• Consigna
Transcribe literalmente el pasaje del texto sobre los festivales pequeños que comienza con "Hay pueblos de" y continúa hasta "llenos de tontería].".
++++ Fragmento seleccionado ++++
Festivales pequeños... sois grandes
Madrid y Barcelona concentran muchísima población pero la Agenda de Festivales de La Ganzúa permite comprobar que el verano ofrece mucho más que los macroeventos allí organizados. También hay eventos multitudinarios en otros lugares, caso del BBK Live de Bilbao, el Resurrection Fest de Viveiro [Lugo], el Cazorla Blues [Cazorla] o La Mar de Músicas [Cartagena, Murcia], que demuestran cuanto ha cambiado la escena pero hoy quiero reivindicar otra cosa. Es hora de homenajear a esos otros festivales que siendo modestos en presupuesto logran ser grandes en emoción.
Hay pueblos de apenas 10.000 habitantes donde docenas de personas anónimas organizan un festival que con el reclamo de algún grupo importante sirve de escaparate para las bandas locales logrando un necesario sentimiento de unión. Muchos de esos músicos rara vez tocan ante más de cincuenta personas y al verse en un escenario tan especial dan conciertos inolvidables dentro de sus posibilidades, protagonizando noches donde es fácil recordar que la palabra festival viene de fiesta y donde se disfruta de la música en vivo sin poses ni pases [para backstage o palcos VIP llenos de tontería].
Estos festivales se hacen en polideportivos modestos, en castigados pabellones multiusos, en viejas plazas de toros o en campos de fútbol de yerba mal cortada donde los medios suelen ser justos pero la ilusión máxima. Estos carteles buscan siempre que la música se enriquezca con otras áreas de la cultura, conviviendo con mercados de artesanía, exposiciones, cine, internet, talleres, danza y reivindicaciones sociales.
Muchos son eventos de entrada libre o con la entrada a precio muy ajustado [cuando no solidario] y se financian gracias a particulares y asociaciones que trabajan mucho malgastando poco. Aparte de alguna que otra ayuda institucional[cortas si la hay], basan su presupuesto en las aportaciones de vecinos, la venta de boletos o camisetas, las barras con precios populares, la implicación de bares y pubs de la zona, todo ello con el apoyo a veces de grupos que ajustan su caché o dan facilidades de pago, sin olvidar el papel fundamental de todo concierto: la colaboración del público, imprescindible para que estos pequeños eventos sigan existiendo y, en ocasiones, creciendo.
Son tiempos duros y estos festivales ayudan a recordar que la unión hace la fuerza, que no es imprescindible gastarse millones de euros para hacer un buen festival, que la pasión y las ganas aun cuentan, más ahora que llueve tanto.
Festivales pequeños... sois grandes.
++++ Datos proporcionados ++++
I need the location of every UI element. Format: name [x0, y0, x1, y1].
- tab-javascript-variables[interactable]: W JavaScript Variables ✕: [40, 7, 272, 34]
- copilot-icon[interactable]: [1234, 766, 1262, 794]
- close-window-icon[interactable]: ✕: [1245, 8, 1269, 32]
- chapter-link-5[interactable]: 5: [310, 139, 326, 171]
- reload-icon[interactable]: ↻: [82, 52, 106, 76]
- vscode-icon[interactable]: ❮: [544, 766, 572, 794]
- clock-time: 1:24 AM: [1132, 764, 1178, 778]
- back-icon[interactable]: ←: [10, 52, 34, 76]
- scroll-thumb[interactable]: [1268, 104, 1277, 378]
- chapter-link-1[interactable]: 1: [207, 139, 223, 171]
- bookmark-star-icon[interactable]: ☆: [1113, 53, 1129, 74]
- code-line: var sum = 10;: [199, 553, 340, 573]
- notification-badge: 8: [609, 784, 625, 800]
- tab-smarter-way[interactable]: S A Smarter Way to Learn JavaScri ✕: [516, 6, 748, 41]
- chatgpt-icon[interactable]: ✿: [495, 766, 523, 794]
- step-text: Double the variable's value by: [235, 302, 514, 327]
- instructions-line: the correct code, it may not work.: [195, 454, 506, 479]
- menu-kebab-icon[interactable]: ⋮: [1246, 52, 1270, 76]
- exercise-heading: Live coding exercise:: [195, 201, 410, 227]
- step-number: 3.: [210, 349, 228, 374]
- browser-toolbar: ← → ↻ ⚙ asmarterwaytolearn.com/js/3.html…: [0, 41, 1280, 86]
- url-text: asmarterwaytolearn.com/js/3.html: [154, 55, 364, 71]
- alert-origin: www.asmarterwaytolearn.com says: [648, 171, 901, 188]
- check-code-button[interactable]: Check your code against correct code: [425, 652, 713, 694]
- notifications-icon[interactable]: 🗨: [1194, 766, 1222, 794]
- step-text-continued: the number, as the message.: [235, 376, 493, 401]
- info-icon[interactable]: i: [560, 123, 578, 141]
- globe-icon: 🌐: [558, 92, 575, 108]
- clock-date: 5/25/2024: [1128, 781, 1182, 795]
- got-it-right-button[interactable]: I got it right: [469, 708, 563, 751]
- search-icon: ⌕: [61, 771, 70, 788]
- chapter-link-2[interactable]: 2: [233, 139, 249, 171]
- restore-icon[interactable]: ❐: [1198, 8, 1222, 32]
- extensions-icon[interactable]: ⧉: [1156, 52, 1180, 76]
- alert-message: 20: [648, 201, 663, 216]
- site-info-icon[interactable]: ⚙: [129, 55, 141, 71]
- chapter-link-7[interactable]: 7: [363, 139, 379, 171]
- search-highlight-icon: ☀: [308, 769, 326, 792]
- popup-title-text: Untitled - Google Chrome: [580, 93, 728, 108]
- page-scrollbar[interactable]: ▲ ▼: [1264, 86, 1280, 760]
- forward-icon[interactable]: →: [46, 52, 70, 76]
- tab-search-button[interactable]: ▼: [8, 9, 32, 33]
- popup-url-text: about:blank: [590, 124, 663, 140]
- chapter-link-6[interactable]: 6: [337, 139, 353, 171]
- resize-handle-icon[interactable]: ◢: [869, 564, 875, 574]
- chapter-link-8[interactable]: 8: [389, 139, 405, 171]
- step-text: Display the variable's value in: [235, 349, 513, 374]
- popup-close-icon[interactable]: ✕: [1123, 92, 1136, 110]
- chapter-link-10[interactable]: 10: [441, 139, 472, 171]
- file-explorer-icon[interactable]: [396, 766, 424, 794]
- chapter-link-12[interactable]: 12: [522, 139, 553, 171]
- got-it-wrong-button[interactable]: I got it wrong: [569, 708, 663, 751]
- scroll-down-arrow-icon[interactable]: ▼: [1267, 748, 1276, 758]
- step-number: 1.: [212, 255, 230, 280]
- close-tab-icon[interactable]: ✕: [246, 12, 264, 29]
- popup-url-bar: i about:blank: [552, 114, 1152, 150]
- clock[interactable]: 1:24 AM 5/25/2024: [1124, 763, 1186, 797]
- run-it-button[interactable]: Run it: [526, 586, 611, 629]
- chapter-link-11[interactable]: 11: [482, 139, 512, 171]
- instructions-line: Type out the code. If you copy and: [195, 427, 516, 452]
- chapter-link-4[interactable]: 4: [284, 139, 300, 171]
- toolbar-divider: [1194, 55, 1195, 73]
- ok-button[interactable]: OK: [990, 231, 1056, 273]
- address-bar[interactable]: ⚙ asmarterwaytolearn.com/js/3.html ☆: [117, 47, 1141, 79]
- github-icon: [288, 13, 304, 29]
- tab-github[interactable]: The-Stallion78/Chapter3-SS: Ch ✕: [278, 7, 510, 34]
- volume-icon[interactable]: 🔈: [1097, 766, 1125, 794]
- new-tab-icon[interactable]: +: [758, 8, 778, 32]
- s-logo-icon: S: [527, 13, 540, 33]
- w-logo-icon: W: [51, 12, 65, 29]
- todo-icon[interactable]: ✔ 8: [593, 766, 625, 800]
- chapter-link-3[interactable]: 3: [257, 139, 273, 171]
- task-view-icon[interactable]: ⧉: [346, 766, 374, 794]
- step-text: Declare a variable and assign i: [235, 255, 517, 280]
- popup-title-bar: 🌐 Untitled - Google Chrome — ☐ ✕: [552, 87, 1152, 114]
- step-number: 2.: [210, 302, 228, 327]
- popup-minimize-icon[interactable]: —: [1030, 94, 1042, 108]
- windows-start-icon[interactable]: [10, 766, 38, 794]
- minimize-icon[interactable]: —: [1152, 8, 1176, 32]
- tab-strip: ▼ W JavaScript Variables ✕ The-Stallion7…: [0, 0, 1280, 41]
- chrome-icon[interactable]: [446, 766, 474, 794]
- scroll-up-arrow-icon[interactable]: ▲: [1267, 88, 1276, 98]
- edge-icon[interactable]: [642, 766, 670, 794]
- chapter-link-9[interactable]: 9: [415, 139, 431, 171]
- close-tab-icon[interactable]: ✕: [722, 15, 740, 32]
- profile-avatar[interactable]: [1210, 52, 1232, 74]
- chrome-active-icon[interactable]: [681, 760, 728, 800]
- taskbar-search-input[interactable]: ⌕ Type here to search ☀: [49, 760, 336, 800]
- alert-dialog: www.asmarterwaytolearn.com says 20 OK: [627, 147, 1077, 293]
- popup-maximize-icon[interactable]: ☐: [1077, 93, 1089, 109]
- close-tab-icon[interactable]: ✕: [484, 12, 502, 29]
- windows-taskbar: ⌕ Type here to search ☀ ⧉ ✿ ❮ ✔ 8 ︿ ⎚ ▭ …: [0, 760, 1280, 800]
++++
• Respuesta
Hay pueblos de apenas 10.000 habitantes donde docenas de personas anónimas organizan un festival que con el reclamo de algún grupo importante sirve de escaparate para las bandas locales logrando un necesario sentimiento de unión. Muchos de esos músicos rara vez tocan ante más de cincuenta personas y al verse en un escenario tan especial dan conciertos inolvidables dentro de sus posibilidades, protagonizando noches donde es fácil recordar que la palabra festival viene de fiesta y donde se disfruta de la música en vivo sin poses ni pases [para backstage o palcos VIP llenos de tontería].